Which lines in the records below contain the word "Genotype"? Copy each of them.

* BEGIN *

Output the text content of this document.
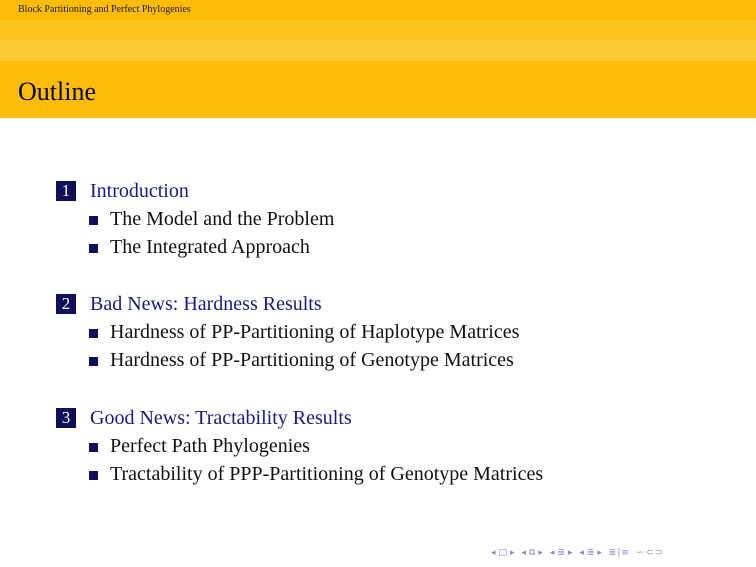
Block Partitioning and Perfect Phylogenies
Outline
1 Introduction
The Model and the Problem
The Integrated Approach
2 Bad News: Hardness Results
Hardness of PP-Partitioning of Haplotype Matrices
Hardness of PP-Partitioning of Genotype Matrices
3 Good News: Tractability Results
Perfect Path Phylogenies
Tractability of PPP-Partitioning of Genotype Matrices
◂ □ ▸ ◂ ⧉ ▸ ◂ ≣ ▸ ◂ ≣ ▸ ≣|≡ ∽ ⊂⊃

* END *

> SOLUTION
Hardness of PP-Partitioning of Genotype Matrices
Tractability of PPP-Partitioning of Genotype Matrices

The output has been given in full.